------ Entries shown ------

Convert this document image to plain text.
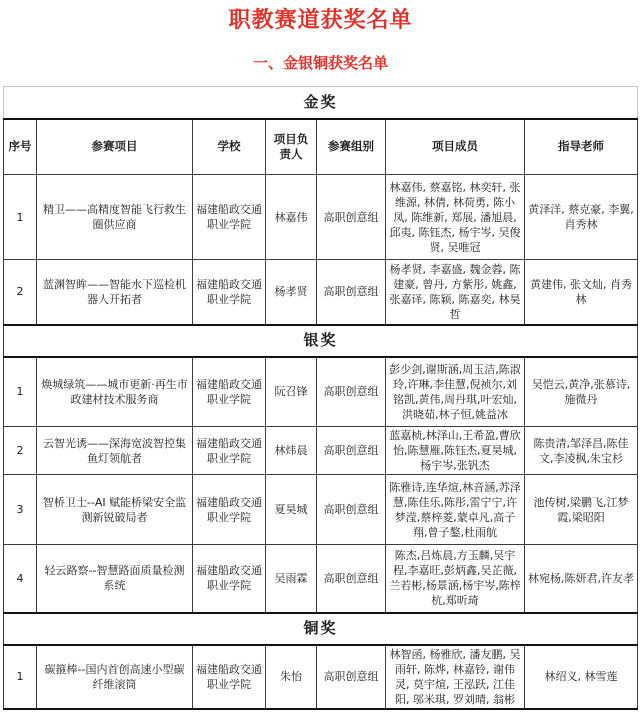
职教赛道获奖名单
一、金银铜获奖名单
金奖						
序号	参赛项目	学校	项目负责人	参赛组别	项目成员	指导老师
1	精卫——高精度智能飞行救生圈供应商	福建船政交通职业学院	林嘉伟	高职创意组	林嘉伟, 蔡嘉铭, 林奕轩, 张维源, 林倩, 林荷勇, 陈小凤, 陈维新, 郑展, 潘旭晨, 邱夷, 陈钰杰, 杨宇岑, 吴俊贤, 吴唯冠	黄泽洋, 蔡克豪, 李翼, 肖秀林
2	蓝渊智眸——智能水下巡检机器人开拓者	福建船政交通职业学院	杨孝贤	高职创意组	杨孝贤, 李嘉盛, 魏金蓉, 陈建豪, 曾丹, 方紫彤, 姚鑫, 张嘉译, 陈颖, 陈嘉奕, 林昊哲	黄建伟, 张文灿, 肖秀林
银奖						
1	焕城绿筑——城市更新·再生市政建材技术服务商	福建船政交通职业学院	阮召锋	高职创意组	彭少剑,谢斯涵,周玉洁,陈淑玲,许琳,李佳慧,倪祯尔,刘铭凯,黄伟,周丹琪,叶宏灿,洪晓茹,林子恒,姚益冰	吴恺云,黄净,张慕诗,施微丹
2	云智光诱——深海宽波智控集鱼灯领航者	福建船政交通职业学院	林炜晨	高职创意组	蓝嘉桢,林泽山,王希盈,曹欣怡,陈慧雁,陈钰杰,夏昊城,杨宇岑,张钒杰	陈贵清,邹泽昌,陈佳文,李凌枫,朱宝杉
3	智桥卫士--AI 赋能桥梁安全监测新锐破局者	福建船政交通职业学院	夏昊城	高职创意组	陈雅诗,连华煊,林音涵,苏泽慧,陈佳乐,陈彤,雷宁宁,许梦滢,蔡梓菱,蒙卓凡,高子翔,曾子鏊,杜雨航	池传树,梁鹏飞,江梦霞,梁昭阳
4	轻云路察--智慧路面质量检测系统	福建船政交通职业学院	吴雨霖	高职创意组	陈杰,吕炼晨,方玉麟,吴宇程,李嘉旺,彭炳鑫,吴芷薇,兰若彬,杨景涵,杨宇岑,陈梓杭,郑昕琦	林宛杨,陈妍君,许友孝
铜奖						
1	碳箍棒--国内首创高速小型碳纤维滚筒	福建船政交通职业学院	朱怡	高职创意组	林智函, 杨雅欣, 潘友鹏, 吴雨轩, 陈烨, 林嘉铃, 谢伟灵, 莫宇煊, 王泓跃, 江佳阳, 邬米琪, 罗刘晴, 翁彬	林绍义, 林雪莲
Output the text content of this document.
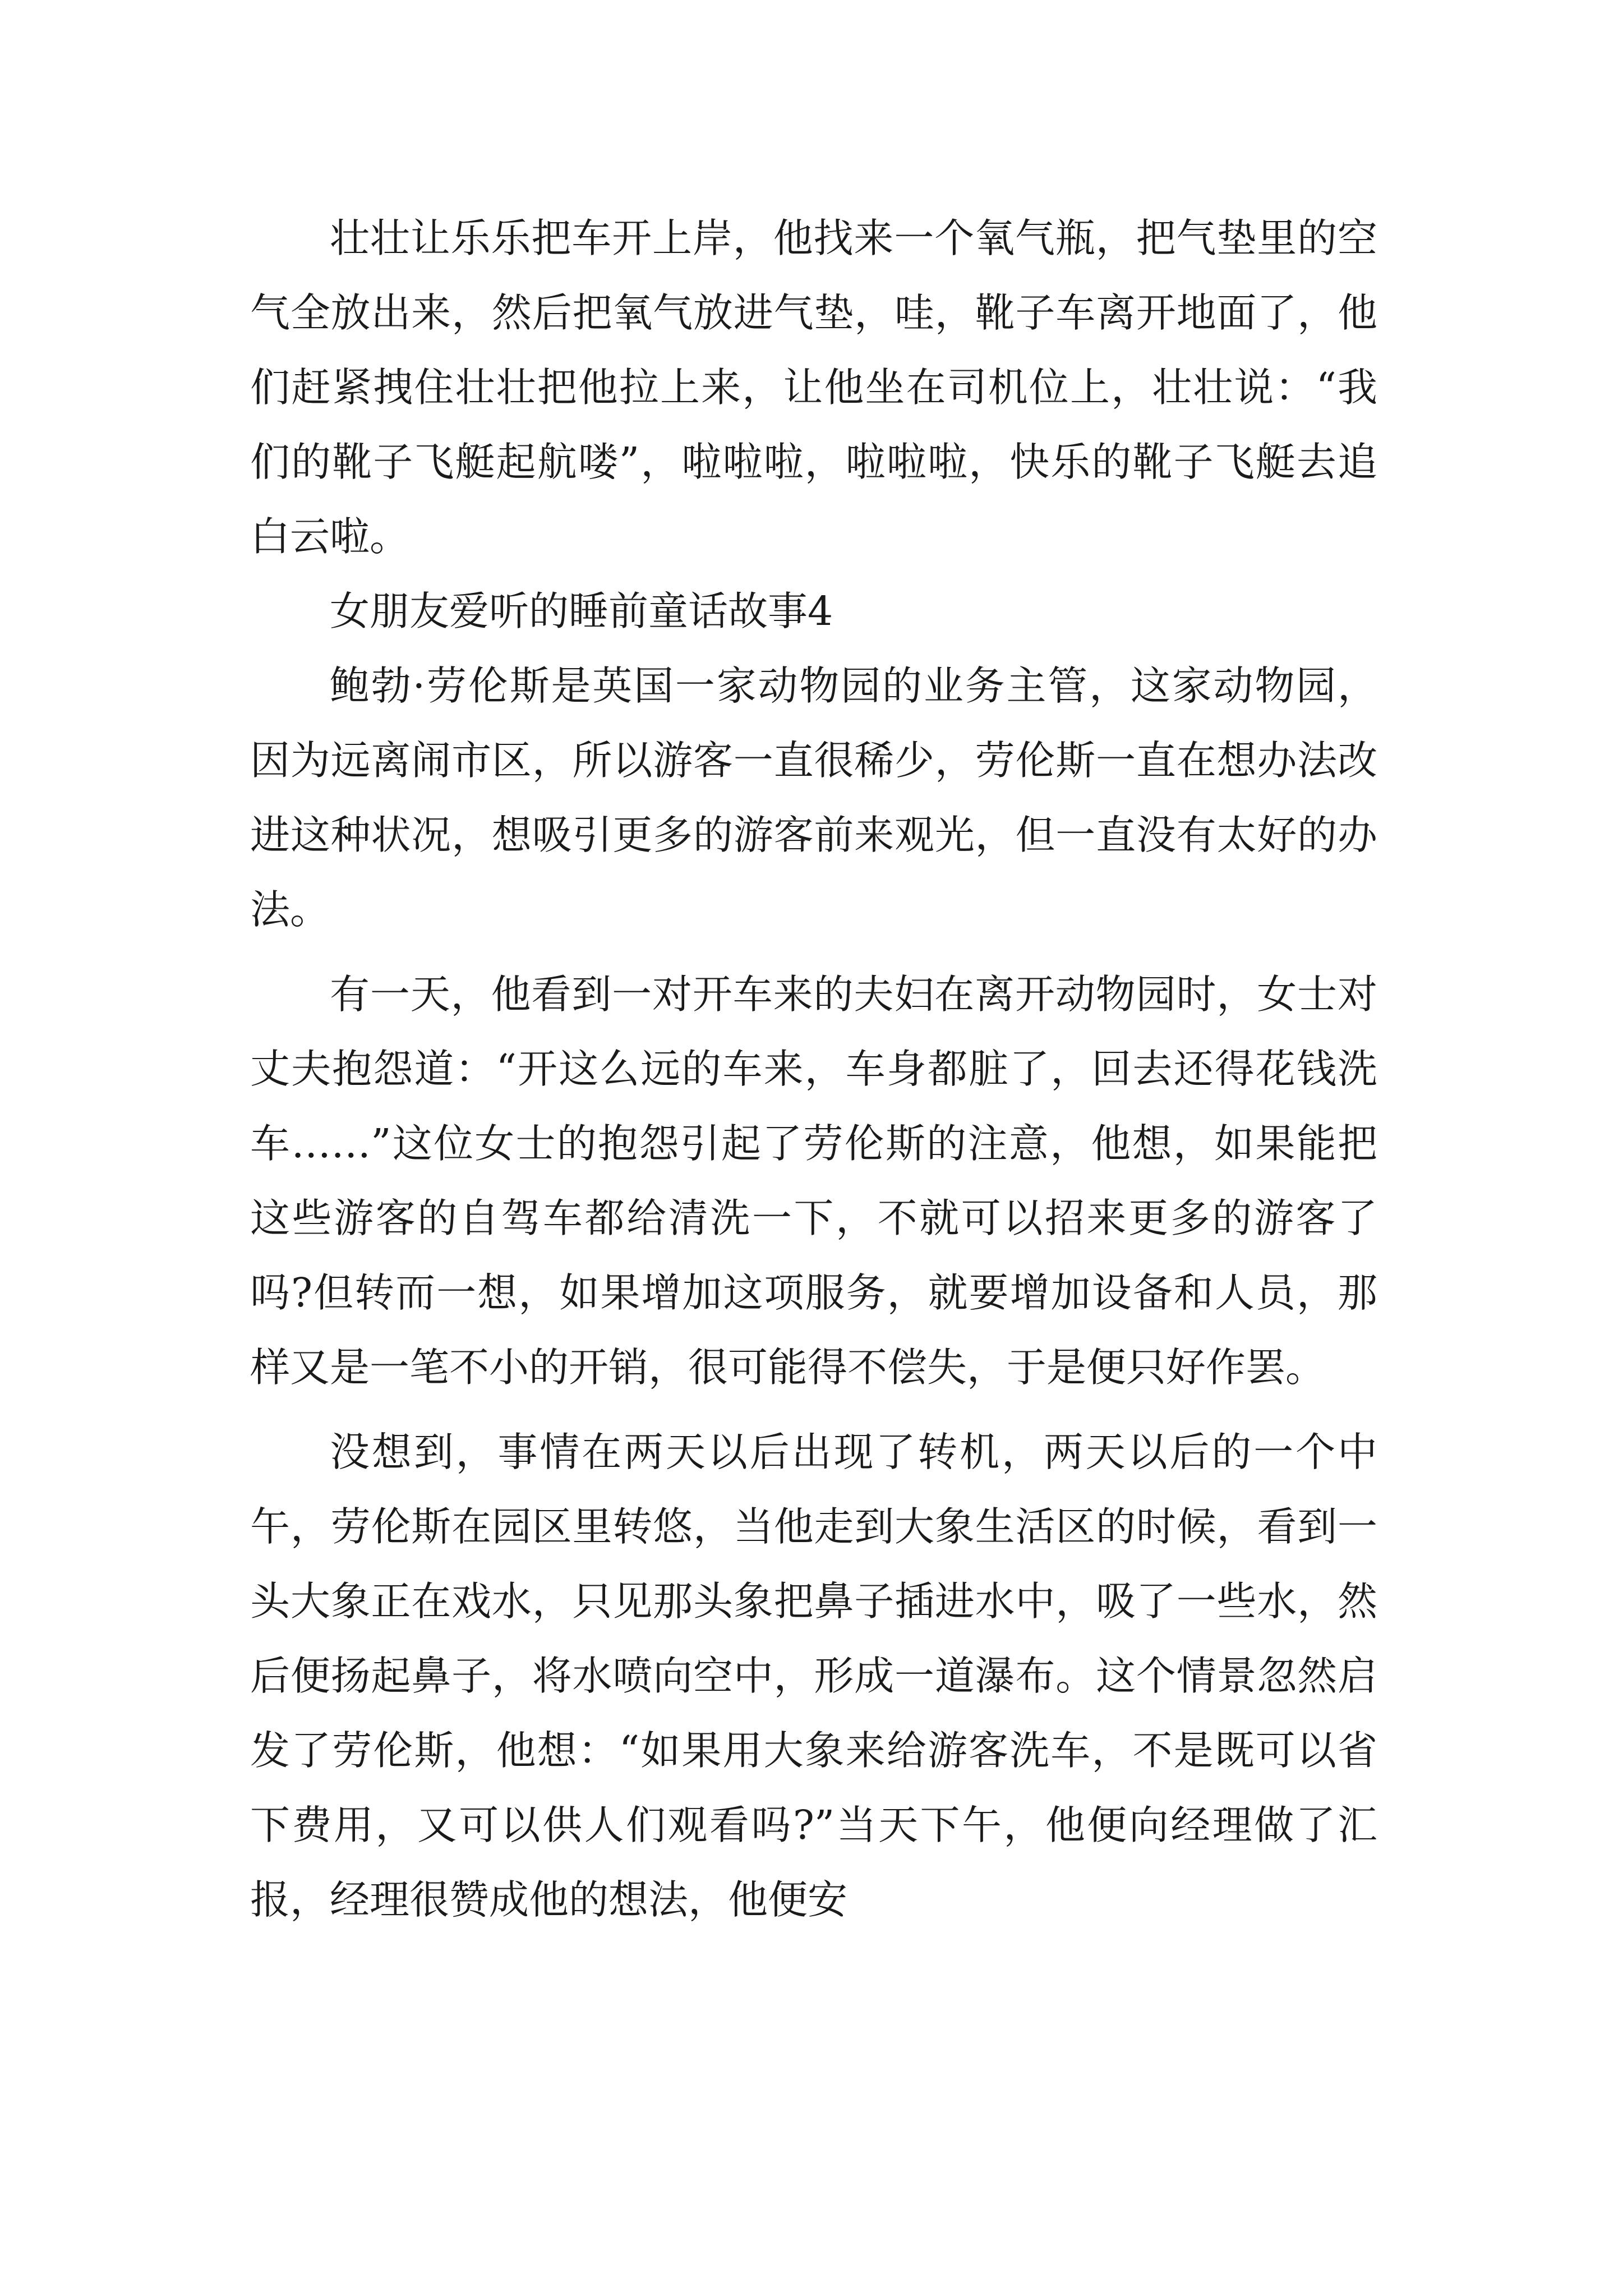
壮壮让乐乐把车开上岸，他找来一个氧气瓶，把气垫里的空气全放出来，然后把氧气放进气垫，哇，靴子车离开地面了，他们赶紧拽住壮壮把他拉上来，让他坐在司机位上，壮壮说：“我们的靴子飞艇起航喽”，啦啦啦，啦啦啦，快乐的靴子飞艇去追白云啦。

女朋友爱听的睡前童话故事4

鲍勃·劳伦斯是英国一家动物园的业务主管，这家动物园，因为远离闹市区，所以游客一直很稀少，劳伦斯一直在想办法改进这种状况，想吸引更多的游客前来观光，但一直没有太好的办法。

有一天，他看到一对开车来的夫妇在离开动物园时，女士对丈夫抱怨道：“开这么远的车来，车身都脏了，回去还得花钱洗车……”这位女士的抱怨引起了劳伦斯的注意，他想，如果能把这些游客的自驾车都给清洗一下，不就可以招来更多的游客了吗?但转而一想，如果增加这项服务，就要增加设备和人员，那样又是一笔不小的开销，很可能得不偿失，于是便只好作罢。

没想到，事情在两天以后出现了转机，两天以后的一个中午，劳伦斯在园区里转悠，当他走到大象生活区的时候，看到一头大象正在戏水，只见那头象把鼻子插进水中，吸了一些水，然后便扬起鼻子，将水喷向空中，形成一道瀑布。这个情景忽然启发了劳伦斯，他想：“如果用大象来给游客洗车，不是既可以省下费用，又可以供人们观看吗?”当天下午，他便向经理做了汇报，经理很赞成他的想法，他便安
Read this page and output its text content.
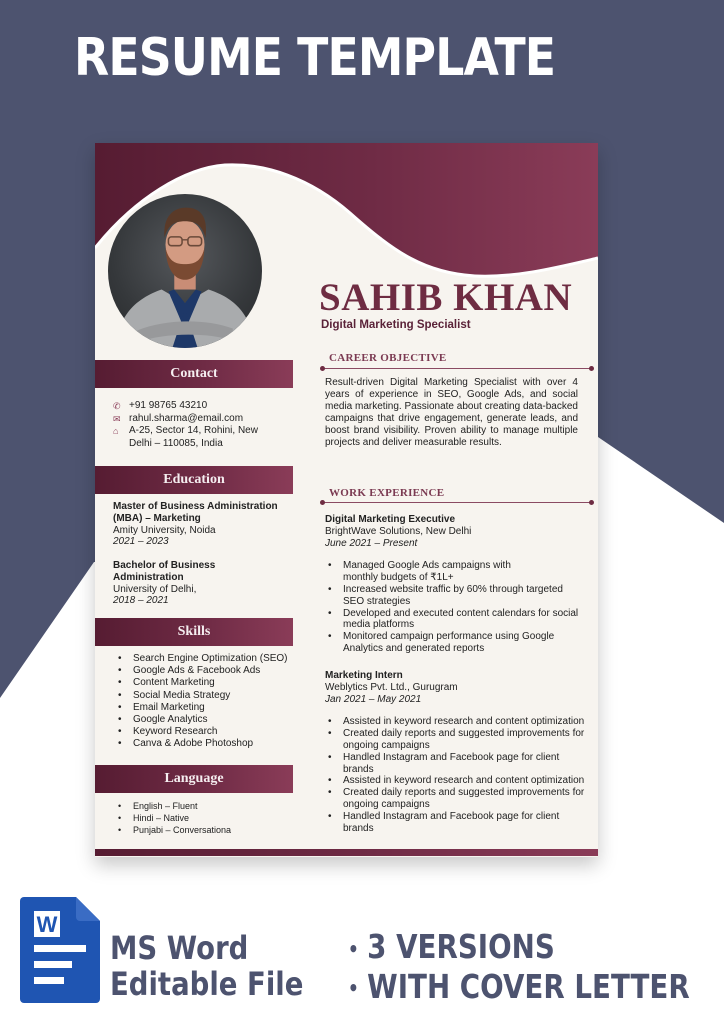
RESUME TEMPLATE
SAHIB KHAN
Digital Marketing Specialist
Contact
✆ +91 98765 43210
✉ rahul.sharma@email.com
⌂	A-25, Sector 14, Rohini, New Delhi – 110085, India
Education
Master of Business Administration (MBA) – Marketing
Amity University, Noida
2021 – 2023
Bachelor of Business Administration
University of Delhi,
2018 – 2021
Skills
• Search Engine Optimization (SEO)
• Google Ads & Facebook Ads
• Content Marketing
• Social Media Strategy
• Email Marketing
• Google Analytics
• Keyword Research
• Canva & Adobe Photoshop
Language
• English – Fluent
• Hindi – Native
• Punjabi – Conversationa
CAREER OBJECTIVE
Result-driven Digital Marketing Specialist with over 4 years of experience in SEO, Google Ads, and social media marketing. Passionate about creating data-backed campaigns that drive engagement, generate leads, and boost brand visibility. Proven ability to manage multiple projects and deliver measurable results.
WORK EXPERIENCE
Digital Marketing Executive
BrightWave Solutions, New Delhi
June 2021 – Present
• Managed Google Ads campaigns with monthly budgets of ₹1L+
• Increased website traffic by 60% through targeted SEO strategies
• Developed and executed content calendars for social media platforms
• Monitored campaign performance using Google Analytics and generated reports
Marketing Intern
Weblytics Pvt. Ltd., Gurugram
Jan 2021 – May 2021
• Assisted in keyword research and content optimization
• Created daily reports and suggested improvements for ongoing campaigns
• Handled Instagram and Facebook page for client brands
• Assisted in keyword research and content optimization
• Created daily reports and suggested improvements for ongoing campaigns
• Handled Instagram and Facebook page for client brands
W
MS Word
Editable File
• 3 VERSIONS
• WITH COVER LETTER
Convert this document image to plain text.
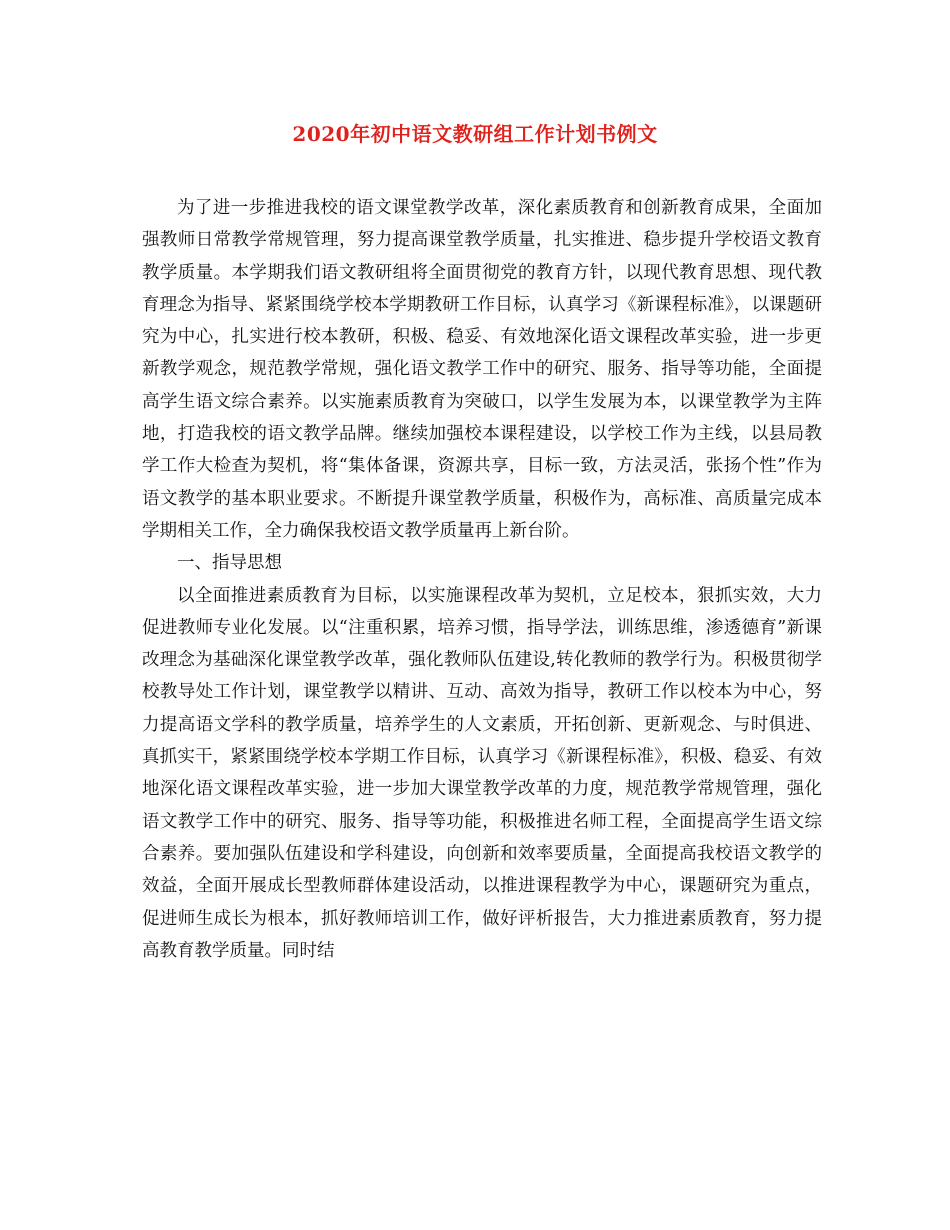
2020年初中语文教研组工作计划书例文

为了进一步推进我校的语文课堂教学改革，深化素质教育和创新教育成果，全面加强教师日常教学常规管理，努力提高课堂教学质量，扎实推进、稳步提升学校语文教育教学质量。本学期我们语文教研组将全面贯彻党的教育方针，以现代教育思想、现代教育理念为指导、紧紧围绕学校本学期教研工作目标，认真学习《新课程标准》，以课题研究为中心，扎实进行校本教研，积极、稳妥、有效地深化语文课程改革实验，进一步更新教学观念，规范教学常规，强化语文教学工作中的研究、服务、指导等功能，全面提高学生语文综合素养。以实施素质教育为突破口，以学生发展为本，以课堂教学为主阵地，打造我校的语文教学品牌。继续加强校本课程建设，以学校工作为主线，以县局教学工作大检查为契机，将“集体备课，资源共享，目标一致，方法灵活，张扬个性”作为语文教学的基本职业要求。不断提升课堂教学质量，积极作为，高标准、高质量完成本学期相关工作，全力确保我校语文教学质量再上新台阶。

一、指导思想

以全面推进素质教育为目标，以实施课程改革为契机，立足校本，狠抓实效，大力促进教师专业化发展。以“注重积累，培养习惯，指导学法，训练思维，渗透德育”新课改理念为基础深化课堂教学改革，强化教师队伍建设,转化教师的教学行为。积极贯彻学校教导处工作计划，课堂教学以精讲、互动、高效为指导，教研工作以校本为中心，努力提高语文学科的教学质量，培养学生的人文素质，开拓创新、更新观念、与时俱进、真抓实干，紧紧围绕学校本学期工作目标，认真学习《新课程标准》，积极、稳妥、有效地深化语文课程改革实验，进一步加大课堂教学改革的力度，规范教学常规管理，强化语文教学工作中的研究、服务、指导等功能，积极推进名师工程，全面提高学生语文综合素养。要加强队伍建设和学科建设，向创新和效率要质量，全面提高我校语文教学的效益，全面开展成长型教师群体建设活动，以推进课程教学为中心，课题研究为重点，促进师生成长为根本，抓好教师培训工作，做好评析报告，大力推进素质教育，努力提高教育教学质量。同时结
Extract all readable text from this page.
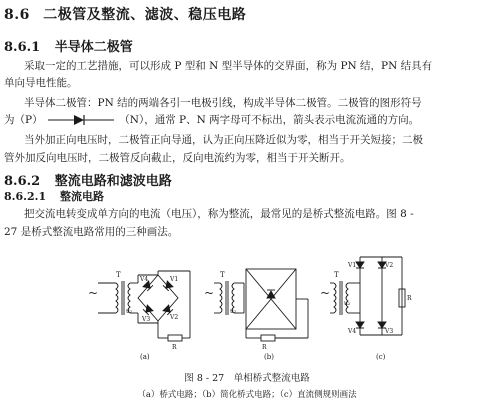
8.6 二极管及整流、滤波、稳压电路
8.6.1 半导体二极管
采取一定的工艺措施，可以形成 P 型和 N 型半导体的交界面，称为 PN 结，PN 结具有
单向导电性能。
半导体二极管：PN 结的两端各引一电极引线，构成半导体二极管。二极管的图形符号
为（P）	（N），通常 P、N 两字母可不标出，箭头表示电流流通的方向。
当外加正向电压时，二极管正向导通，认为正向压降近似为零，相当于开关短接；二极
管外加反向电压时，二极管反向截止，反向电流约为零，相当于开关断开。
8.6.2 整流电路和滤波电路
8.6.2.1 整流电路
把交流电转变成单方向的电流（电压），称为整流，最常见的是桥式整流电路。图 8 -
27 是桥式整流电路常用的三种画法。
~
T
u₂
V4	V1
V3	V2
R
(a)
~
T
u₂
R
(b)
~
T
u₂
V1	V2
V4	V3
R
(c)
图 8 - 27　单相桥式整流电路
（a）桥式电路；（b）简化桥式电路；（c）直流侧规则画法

------

Challenge:
Leave out every picture, and repeat word for word only the lines from the one holding "Extract all readable text from this page." through the end of the entries above, both ends included.

Task output:
Extract all readable text from this page.
8.6 二极管及整流、滤波、稳压电路
8.6.1 半导体二极管
采取一定的工艺措施，可以形成 P 型和 N 型半导体的交界面，称为 PN 结，PN 结具有
单向导电性能。
半导体二极管：PN 结的两端各引一电极引线，构成半导体二极管。二极管的图形符号
为（P）	（N），通常 P、N 两字母可不标出，箭头表示电流流通的方向。
当外加正向电压时，二极管正向导通，认为正向压降近似为零，相当于开关短接；二极
管外加反向电压时，二极管反向截止，反向电流约为零，相当于开关断开。
8.6.2 整流电路和滤波电路
8.6.2.1 整流电路
把交流电转变成单方向的电流（电压），称为整流，最常见的是桥式整流电路。图 8 -
27 是桥式整流电路常用的三种画法。
~
T
u₂
V4	V1
V3	V2
R
(a)
~
T
u₂
R
(b)
~
T
u₂
V1	V2
V4	V3
R
(c)
图 8 - 27　单相桥式整流电路
（a）桥式电路；（b）简化桥式电路；（c）直流侧规则画法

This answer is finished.